TASK TO COMPLETE
Pick out the lines below with "colors" and list them.
____________
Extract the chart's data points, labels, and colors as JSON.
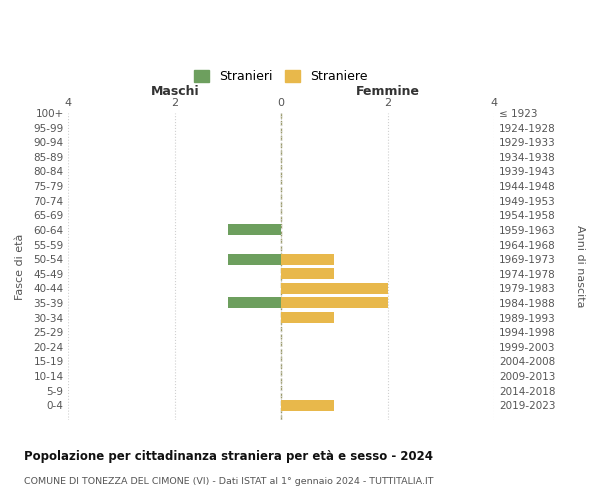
{
  "age_groups": [
    "100+",
    "95-99",
    "90-94",
    "85-89",
    "80-84",
    "75-79",
    "70-74",
    "65-69",
    "60-64",
    "55-59",
    "50-54",
    "45-49",
    "40-44",
    "35-39",
    "30-34",
    "25-29",
    "20-24",
    "15-19",
    "10-14",
    "5-9",
    "0-4"
  ],
  "birth_years": [
    "≤ 1923",
    "1924-1928",
    "1929-1933",
    "1934-1938",
    "1939-1943",
    "1944-1948",
    "1949-1953",
    "1954-1958",
    "1959-1963",
    "1964-1968",
    "1969-1973",
    "1974-1978",
    "1979-1983",
    "1984-1988",
    "1989-1993",
    "1994-1998",
    "1999-2003",
    "2004-2008",
    "2009-2013",
    "2014-2018",
    "2019-2023"
  ],
  "stranieri": [
    0,
    0,
    0,
    0,
    0,
    0,
    0,
    0,
    1,
    0,
    1,
    0,
    0,
    1,
    0,
    0,
    0,
    0,
    0,
    0,
    0
  ],
  "straniere": [
    0,
    0,
    0,
    0,
    0,
    0,
    0,
    0,
    0,
    0,
    1,
    1,
    2,
    2,
    1,
    0,
    0,
    0,
    0,
    0,
    1
  ],
  "color_stranieri": "#6d9f5e",
  "color_straniere": "#e8b84b",
  "xlim": 4,
  "title_maschi": "Maschi",
  "title_femmine": "Femmine",
  "ylabel_left": "Fasce di età",
  "ylabel_right": "Anni di nascita",
  "title": "Popolazione per cittadinanza straniera per età e sesso - 2024",
  "subtitle": "COMUNE DI TONEZZA DEL CIMONE (VI) - Dati ISTAT al 1° gennaio 2024 - TUTTITALIA.IT",
  "legend_stranieri": "Stranieri",
  "legend_straniere": "Straniere",
  "bg_color": "#ffffff",
  "grid_color": "#d0d0d0",
  "bar_height": 0.75
}
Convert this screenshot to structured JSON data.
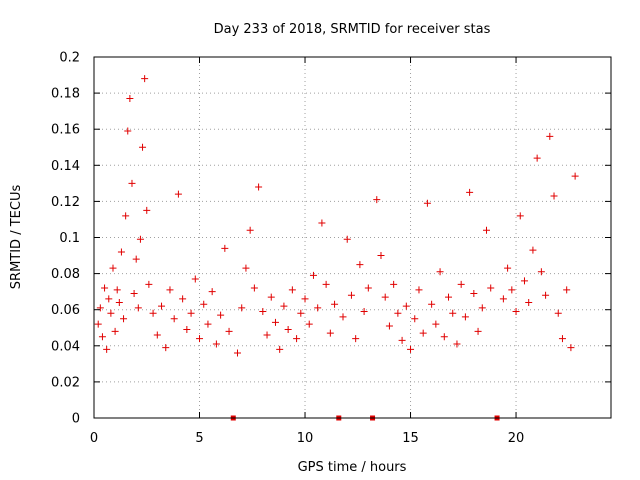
{
  "chart_data": {
    "type": "scatter",
    "title": "Day 233 of 2018, SRMTID for receiver stas",
    "xlabel": "GPS time / hours",
    "ylabel": "SRMTID / TECUs",
    "xlim": [
      0,
      24.5
    ],
    "ylim": [
      0,
      0.2
    ],
    "x_ticks": [
      0,
      5,
      10,
      15,
      20
    ],
    "x_tick_labels": [
      "0",
      "5",
      "10",
      "15",
      "20"
    ],
    "y_ticks": [
      0,
      0.02,
      0.04,
      0.06,
      0.08,
      0.1,
      0.12,
      0.14,
      0.16,
      0.18,
      0.2
    ],
    "y_tick_labels": [
      "0",
      "0.02",
      "0.04",
      "0.06",
      "0.08",
      "0.1",
      "0.12",
      "0.14",
      "0.16",
      "0.18",
      "0.2"
    ],
    "grid": true,
    "marker": "+",
    "color": "#e00000",
    "gap_markers_x": [
      6.6,
      11.6,
      13.2,
      19.1
    ],
    "series": [
      {
        "name": "SRMTID",
        "points": [
          [
            0.2,
            0.052
          ],
          [
            0.3,
            0.061
          ],
          [
            0.4,
            0.045
          ],
          [
            0.5,
            0.072
          ],
          [
            0.6,
            0.038
          ],
          [
            0.7,
            0.066
          ],
          [
            0.8,
            0.058
          ],
          [
            0.9,
            0.083
          ],
          [
            1.0,
            0.048
          ],
          [
            1.1,
            0.071
          ],
          [
            1.2,
            0.064
          ],
          [
            1.3,
            0.092
          ],
          [
            1.4,
            0.055
          ],
          [
            1.5,
            0.112
          ],
          [
            1.6,
            0.159
          ],
          [
            1.7,
            0.177
          ],
          [
            1.8,
            0.13
          ],
          [
            1.9,
            0.069
          ],
          [
            2.0,
            0.088
          ],
          [
            2.1,
            0.061
          ],
          [
            2.2,
            0.099
          ],
          [
            2.3,
            0.15
          ],
          [
            2.4,
            0.188
          ],
          [
            2.5,
            0.115
          ],
          [
            2.6,
            0.074
          ],
          [
            2.8,
            0.058
          ],
          [
            3.0,
            0.046
          ],
          [
            3.2,
            0.062
          ],
          [
            3.4,
            0.039
          ],
          [
            3.6,
            0.071
          ],
          [
            3.8,
            0.055
          ],
          [
            4.0,
            0.124
          ],
          [
            4.2,
            0.066
          ],
          [
            4.4,
            0.049
          ],
          [
            4.6,
            0.058
          ],
          [
            4.8,
            0.077
          ],
          [
            5.0,
            0.044
          ],
          [
            5.2,
            0.063
          ],
          [
            5.4,
            0.052
          ],
          [
            5.6,
            0.07
          ],
          [
            5.8,
            0.041
          ],
          [
            6.0,
            0.057
          ],
          [
            6.2,
            0.094
          ],
          [
            6.4,
            0.048
          ],
          [
            6.8,
            0.036
          ],
          [
            7.0,
            0.061
          ],
          [
            7.2,
            0.083
          ],
          [
            7.4,
            0.104
          ],
          [
            7.6,
            0.072
          ],
          [
            7.8,
            0.128
          ],
          [
            8.0,
            0.059
          ],
          [
            8.2,
            0.046
          ],
          [
            8.4,
            0.067
          ],
          [
            8.6,
            0.053
          ],
          [
            8.8,
            0.038
          ],
          [
            9.0,
            0.062
          ],
          [
            9.2,
            0.049
          ],
          [
            9.4,
            0.071
          ],
          [
            9.6,
            0.044
          ],
          [
            9.8,
            0.058
          ],
          [
            10.0,
            0.066
          ],
          [
            10.2,
            0.052
          ],
          [
            10.4,
            0.079
          ],
          [
            10.6,
            0.061
          ],
          [
            10.8,
            0.108
          ],
          [
            11.0,
            0.074
          ],
          [
            11.2,
            0.047
          ],
          [
            11.4,
            0.063
          ],
          [
            11.8,
            0.056
          ],
          [
            12.0,
            0.099
          ],
          [
            12.2,
            0.068
          ],
          [
            12.4,
            0.044
          ],
          [
            12.6,
            0.085
          ],
          [
            12.8,
            0.059
          ],
          [
            13.0,
            0.072
          ],
          [
            13.4,
            0.121
          ],
          [
            13.6,
            0.09
          ],
          [
            13.8,
            0.067
          ],
          [
            14.0,
            0.051
          ],
          [
            14.2,
            0.074
          ],
          [
            14.4,
            0.058
          ],
          [
            14.6,
            0.043
          ],
          [
            14.8,
            0.062
          ],
          [
            15.0,
            0.038
          ],
          [
            15.2,
            0.055
          ],
          [
            15.4,
            0.071
          ],
          [
            15.6,
            0.047
          ],
          [
            15.8,
            0.119
          ],
          [
            16.0,
            0.063
          ],
          [
            16.2,
            0.052
          ],
          [
            16.4,
            0.081
          ],
          [
            16.6,
            0.045
          ],
          [
            16.8,
            0.067
          ],
          [
            17.0,
            0.058
          ],
          [
            17.2,
            0.041
          ],
          [
            17.4,
            0.074
          ],
          [
            17.6,
            0.056
          ],
          [
            17.8,
            0.125
          ],
          [
            18.0,
            0.069
          ],
          [
            18.2,
            0.048
          ],
          [
            18.4,
            0.061
          ],
          [
            18.6,
            0.104
          ],
          [
            18.8,
            0.072
          ],
          [
            19.4,
            0.066
          ],
          [
            19.6,
            0.083
          ],
          [
            19.8,
            0.071
          ],
          [
            20.0,
            0.059
          ],
          [
            20.2,
            0.112
          ],
          [
            20.4,
            0.076
          ],
          [
            20.6,
            0.064
          ],
          [
            20.8,
            0.093
          ],
          [
            21.0,
            0.144
          ],
          [
            21.2,
            0.081
          ],
          [
            21.4,
            0.068
          ],
          [
            21.6,
            0.156
          ],
          [
            21.8,
            0.123
          ],
          [
            22.0,
            0.058
          ],
          [
            22.2,
            0.044
          ],
          [
            22.4,
            0.071
          ],
          [
            22.6,
            0.039
          ],
          [
            22.8,
            0.134
          ]
        ]
      }
    ]
  }
}
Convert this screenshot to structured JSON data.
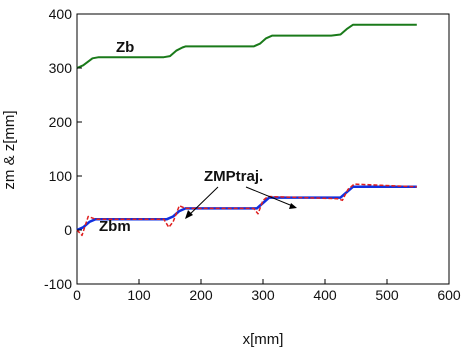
{
  "chart_data": {
    "type": "line",
    "xlabel": "x[mm]",
    "ylabel": "zm & z[mm]",
    "xlim": [
      0,
      600
    ],
    "ylim": [
      -100,
      400
    ],
    "xticks": [
      0,
      100,
      200,
      300,
      400,
      500,
      600
    ],
    "yticks": [
      -100,
      0,
      100,
      200,
      300,
      400
    ],
    "grid": false,
    "series": [
      {
        "name": "Zb",
        "color": "#1a7a1a",
        "x": [
          0,
          10,
          25,
          35,
          140,
          150,
          160,
          170,
          175,
          285,
          295,
          305,
          315,
          410,
          425,
          435,
          445,
          548
        ],
        "y": [
          300,
          305,
          318,
          320,
          320,
          322,
          332,
          338,
          340,
          340,
          345,
          355,
          360,
          360,
          362,
          372,
          380,
          380
        ]
      },
      {
        "name": "Zbm",
        "color": "#1030e0",
        "x": [
          0,
          10,
          20,
          30,
          145,
          155,
          165,
          175,
          290,
          300,
          310,
          425,
          435,
          445,
          548
        ],
        "y": [
          0,
          5,
          15,
          20,
          20,
          25,
          35,
          40,
          40,
          50,
          60,
          60,
          70,
          80,
          80
        ]
      },
      {
        "name": "ZMP traj.",
        "color": "#e02020",
        "x": [
          0,
          8,
          18,
          25,
          30,
          140,
          148,
          155,
          165,
          175,
          285,
          292,
          300,
          308,
          420,
          428,
          437,
          447,
          548
        ],
        "y": [
          0,
          -10,
          25,
          22,
          20,
          20,
          5,
          15,
          45,
          40,
          40,
          30,
          55,
          62,
          58,
          55,
          75,
          85,
          80
        ]
      }
    ],
    "annotations": [
      "Zb",
      "Zbm",
      "ZMPtraj."
    ]
  },
  "colors": {
    "axis": "#000000",
    "background": "#ffffff"
  }
}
____________
EXERCISE SOLUTION
Extract the chart's data points, labels, and colors as JSON.
  "colors": {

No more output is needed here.